(Some records)
* * * *

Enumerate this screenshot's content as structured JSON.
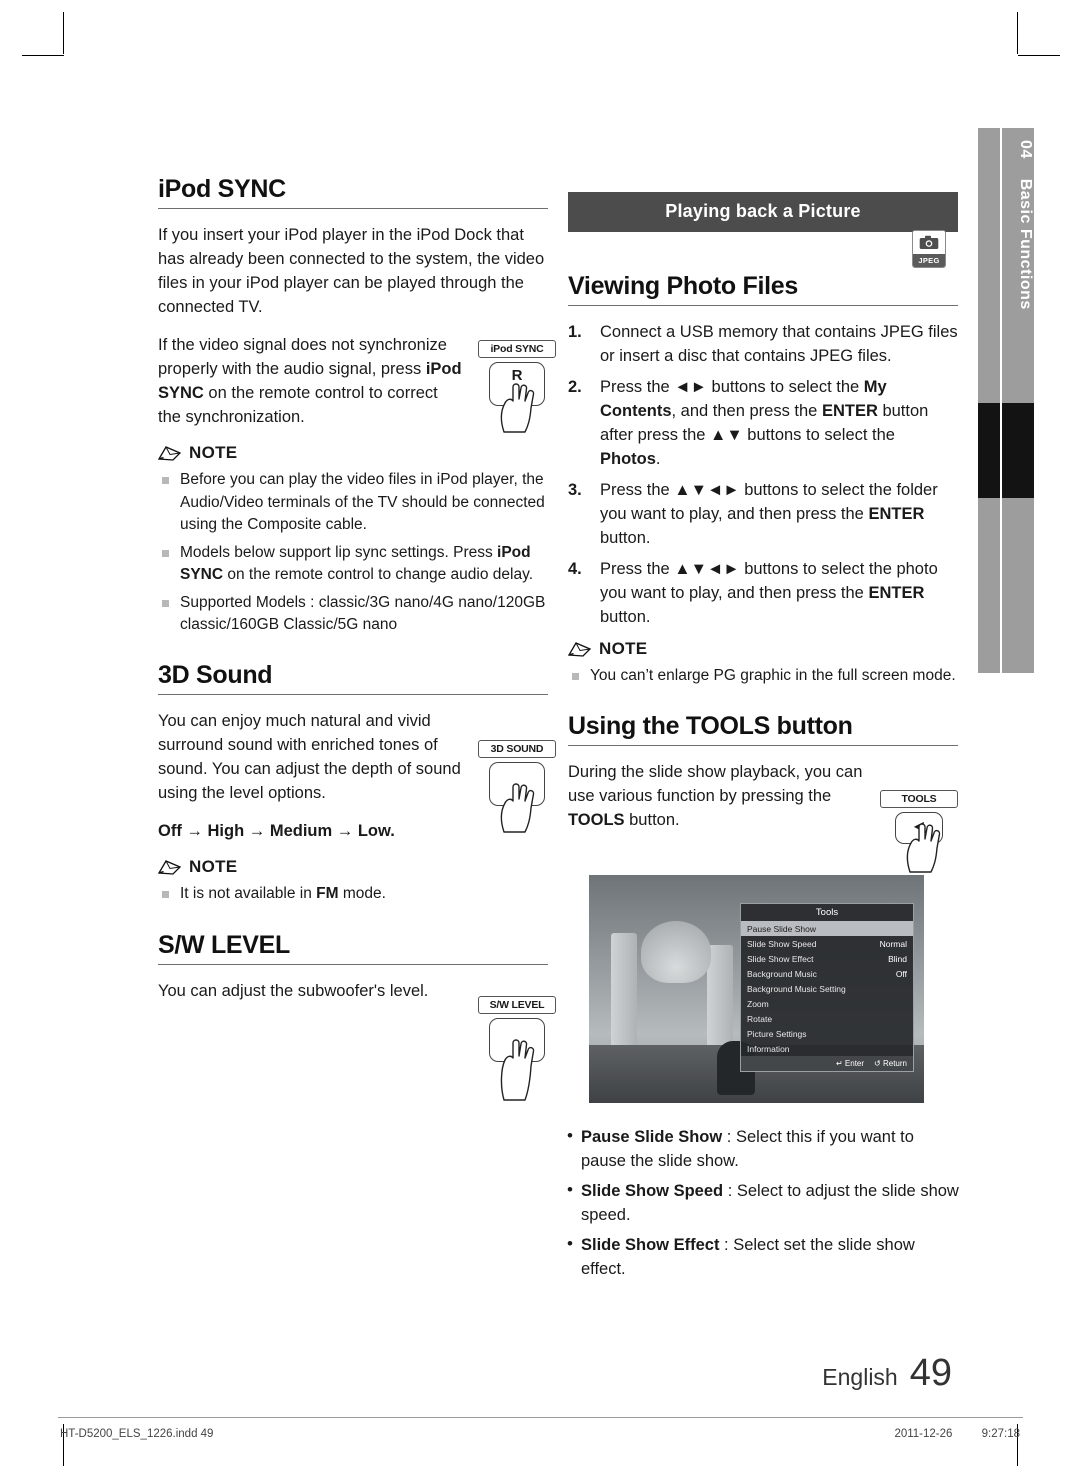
{
  "page": {
    "language_label": "English",
    "page_number": "49",
    "footer_file": "HT-D5200_ELS_1226.indd   49",
    "footer_date": "2011-12-26",
    "footer_time": "9:27:18"
  },
  "tab": {
    "chapter_number": "04",
    "chapter_title": "Basic Functions"
  },
  "left": {
    "ipod_sync": {
      "heading": "iPod SYNC",
      "para1": "If you insert your iPod player in the iPod Dock that has already been connected to the system, the video files in your iPod player can be played through the connected TV.",
      "para2_pre": "If the video signal does not synchronize properly with the audio signal, press ",
      "para2_bold": "iPod SYNC",
      "para2_post": " on the remote control to correct the synchronization.",
      "button_caption": "iPod SYNC",
      "note_label": "NOTE",
      "notes": [
        "Before you can play the video files in iPod player, the Audio/Video terminals of the TV should be connected using the Composite cable.",
        "Models below support lip sync settings. Press iPod SYNC on the remote control to change audio delay.",
        "Supported Models : classic/3G nano/4G nano/120GB classic/160GB Classic/5G nano"
      ],
      "note2_bold": "iPod SYNC"
    },
    "three_d_sound": {
      "heading": "3D Sound",
      "para": "You can enjoy much natural and vivid surround sound with enriched tones of sound. You can adjust the depth of sound using the level options.",
      "options": "Off → High → Medium → Low.",
      "button_caption": "3D SOUND",
      "note_label": "NOTE",
      "notes": [
        "It is not available in FM mode."
      ],
      "note_bold": "FM"
    },
    "sw_level": {
      "heading": "S/W LEVEL",
      "para": "You can adjust the subwoofer's level.",
      "button_caption": "S/W LEVEL"
    }
  },
  "right": {
    "banner": "Playing back a Picture",
    "badge": {
      "format": "JPEG",
      "icon": "photo-icon"
    },
    "viewing": {
      "heading": "Viewing Photo Files",
      "steps": [
        {
          "num": "1.",
          "parts": [
            {
              "t": "Connect a USB memory that contains JPEG files or insert a disc that contains JPEG files.",
              "b": false
            }
          ]
        },
        {
          "num": "2.",
          "parts": [
            {
              "t": "Press the ◄► buttons to select the ",
              "b": false
            },
            {
              "t": "My Contents",
              "b": true
            },
            {
              "t": ", and then press the ",
              "b": false
            },
            {
              "t": "ENTER",
              "b": true
            },
            {
              "t": " button after press the ▲▼ buttons to select the ",
              "b": false
            },
            {
              "t": "Photos",
              "b": true
            },
            {
              "t": ".",
              "b": false
            }
          ]
        },
        {
          "num": "3.",
          "parts": [
            {
              "t": "Press the ▲▼◄► buttons to select the folder you want to play, and then press the ",
              "b": false
            },
            {
              "t": "ENTER",
              "b": true
            },
            {
              "t": " button.",
              "b": false
            }
          ]
        },
        {
          "num": "4.",
          "parts": [
            {
              "t": "Press the ▲▼◄► buttons to select the photo you want to play, and then press the ",
              "b": false
            },
            {
              "t": "ENTER",
              "b": true
            },
            {
              "t": " button.",
              "b": false
            }
          ]
        }
      ],
      "note_label": "NOTE",
      "notes": [
        "You can’t enlarge PG graphic in the full screen mode."
      ]
    },
    "tools": {
      "heading": "Using the TOOLS button",
      "para_pre": "During the slide show playback, you can use various function by pressing the ",
      "para_bold": "TOOLS",
      "para_post": " button.",
      "button_caption": "TOOLS",
      "screenshot": {
        "menu_title": "Tools",
        "rows": [
          {
            "label": "Pause Slide Show",
            "value": "",
            "selected": true
          },
          {
            "label": "Slide Show Speed",
            "value": "Normal",
            "selected": false
          },
          {
            "label": "Slide Show Effect",
            "value": "Blind",
            "selected": false
          },
          {
            "label": "Background Music",
            "value": "Off",
            "selected": false
          },
          {
            "label": "Background Music Setting",
            "value": "",
            "selected": false
          },
          {
            "label": "Zoom",
            "value": "",
            "selected": false
          },
          {
            "label": "Rotate",
            "value": "",
            "selected": false
          },
          {
            "label": "Picture Settings",
            "value": "",
            "selected": false
          },
          {
            "label": "Information",
            "value": "",
            "selected": false
          }
        ],
        "footer_enter": "Enter",
        "footer_return": "Return"
      },
      "bullets": [
        {
          "bold": "Pause Slide Show",
          "rest": " : Select this if you want to pause the slide show."
        },
        {
          "bold": "Slide Show Speed",
          "rest": " : Select to adjust the slide show speed."
        },
        {
          "bold": "Slide Show Effect",
          "rest": " : Select set the slide show effect."
        }
      ]
    }
  }
}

* * * *

__THE TASK__: Leave out the pictures and retype every line above exactly.

__RESULT BELOW__:
Enumerate this screenshot's content as structured JSON.
{
  "page": {
    "language_label": "English",
    "page_number": "49",
    "footer_file": "HT-D5200_ELS_1226.indd   49",
    "footer_date": "2011-12-26",
    "footer_time": "9:27:18"
  },
  "tab": {
    "chapter_number": "04",
    "chapter_title": "Basic Functions"
  },
  "left": {
    "ipod_sync": {
      "heading": "iPod SYNC",
      "para1": "If you insert your iPod player in the iPod Dock that has already been connected to the system, the video files in your iPod player can be played through the connected TV.",
      "para2_pre": "If the video signal does not synchronize properly with the audio signal, press ",
      "para2_bold": "iPod SYNC",
      "para2_post": " on the remote control to correct the synchronization.",
      "button_caption": "iPod SYNC",
      "note_label": "NOTE",
      "notes": [
        "Before you can play the video files in iPod player, the Audio/Video terminals of the TV should be connected using the Composite cable.",
        "Models below support lip sync settings. Press iPod SYNC on the remote control to change audio delay.",
        "Supported Models : classic/3G nano/4G nano/120GB classic/160GB Classic/5G nano"
      ],
      "note2_bold": "iPod SYNC"
    },
    "three_d_sound": {
      "heading": "3D Sound",
      "para": "You can enjoy much natural and vivid surround sound with enriched tones of sound. You can adjust the depth of sound using the level options.",
      "options": "Off → High → Medium → Low.",
      "button_caption": "3D SOUND",
      "note_label": "NOTE",
      "notes": [
        "It is not available in FM mode."
      ],
      "note_bold": "FM"
    },
    "sw_level": {
      "heading": "S/W LEVEL",
      "para": "You can adjust the subwoofer's level.",
      "button_caption": "S/W LEVEL"
    }
  },
  "right": {
    "banner": "Playing back a Picture",
    "badge": {
      "format": "JPEG",
      "icon": "photo-icon"
    },
    "viewing": {
      "heading": "Viewing Photo Files",
      "steps": [
        {
          "num": "1.",
          "parts": [
            {
              "t": "Connect a USB memory that contains JPEG files or insert a disc that contains JPEG files.",
              "b": false
            }
          ]
        },
        {
          "num": "2.",
          "parts": [
            {
              "t": "Press the ◄► buttons to select the ",
              "b": false
            },
            {
              "t": "My Contents",
              "b": true
            },
            {
              "t": ", and then press the ",
              "b": false
            },
            {
              "t": "ENTER",
              "b": true
            },
            {
              "t": " button after press the ▲▼ buttons to select the ",
              "b": false
            },
            {
              "t": "Photos",
              "b": true
            },
            {
              "t": ".",
              "b": false
            }
          ]
        },
        {
          "num": "3.",
          "parts": [
            {
              "t": "Press the ▲▼◄► buttons to select the folder you want to play, and then press the ",
              "b": false
            },
            {
              "t": "ENTER",
              "b": true
            },
            {
              "t": " button.",
              "b": false
            }
          ]
        },
        {
          "num": "4.",
          "parts": [
            {
              "t": "Press the ▲▼◄► buttons to select the photo you want to play, and then press the ",
              "b": false
            },
            {
              "t": "ENTER",
              "b": true
            },
            {
              "t": " button.",
              "b": false
            }
          ]
        }
      ],
      "note_label": "NOTE",
      "notes": [
        "You can’t enlarge PG graphic in the full screen mode."
      ]
    },
    "tools": {
      "heading": "Using the TOOLS button",
      "para_pre": "During the slide show playback, you can use various function by pressing the ",
      "para_bold": "TOOLS",
      "para_post": " button.",
      "button_caption": "TOOLS",
      "screenshot": {
        "menu_title": "Tools",
        "rows": [
          {
            "label": "Pause Slide Show",
            "value": "",
            "selected": true
          },
          {
            "label": "Slide Show Speed",
            "value": "Normal",
            "selected": false
          },
          {
            "label": "Slide Show Effect",
            "value": "Blind",
            "selected": false
          },
          {
            "label": "Background Music",
            "value": "Off",
            "selected": false
          },
          {
            "label": "Background Music Setting",
            "value": "",
            "selected": false
          },
          {
            "label": "Zoom",
            "value": "",
            "selected": false
          },
          {
            "label": "Rotate",
            "value": "",
            "selected": false
          },
          {
            "label": "Picture Settings",
            "value": "",
            "selected": false
          },
          {
            "label": "Information",
            "value": "",
            "selected": false
          }
        ],
        "footer_enter": "Enter",
        "footer_return": "Return"
      },
      "bullets": [
        {
          "bold": "Pause Slide Show",
          "rest": " : Select this if you want to pause the slide show."
        },
        {
          "bold": "Slide Show Speed",
          "rest": " : Select to adjust the slide show speed."
        },
        {
          "bold": "Slide Show Effect",
          "rest": " : Select set the slide show effect."
        }
      ]
    }
  }
}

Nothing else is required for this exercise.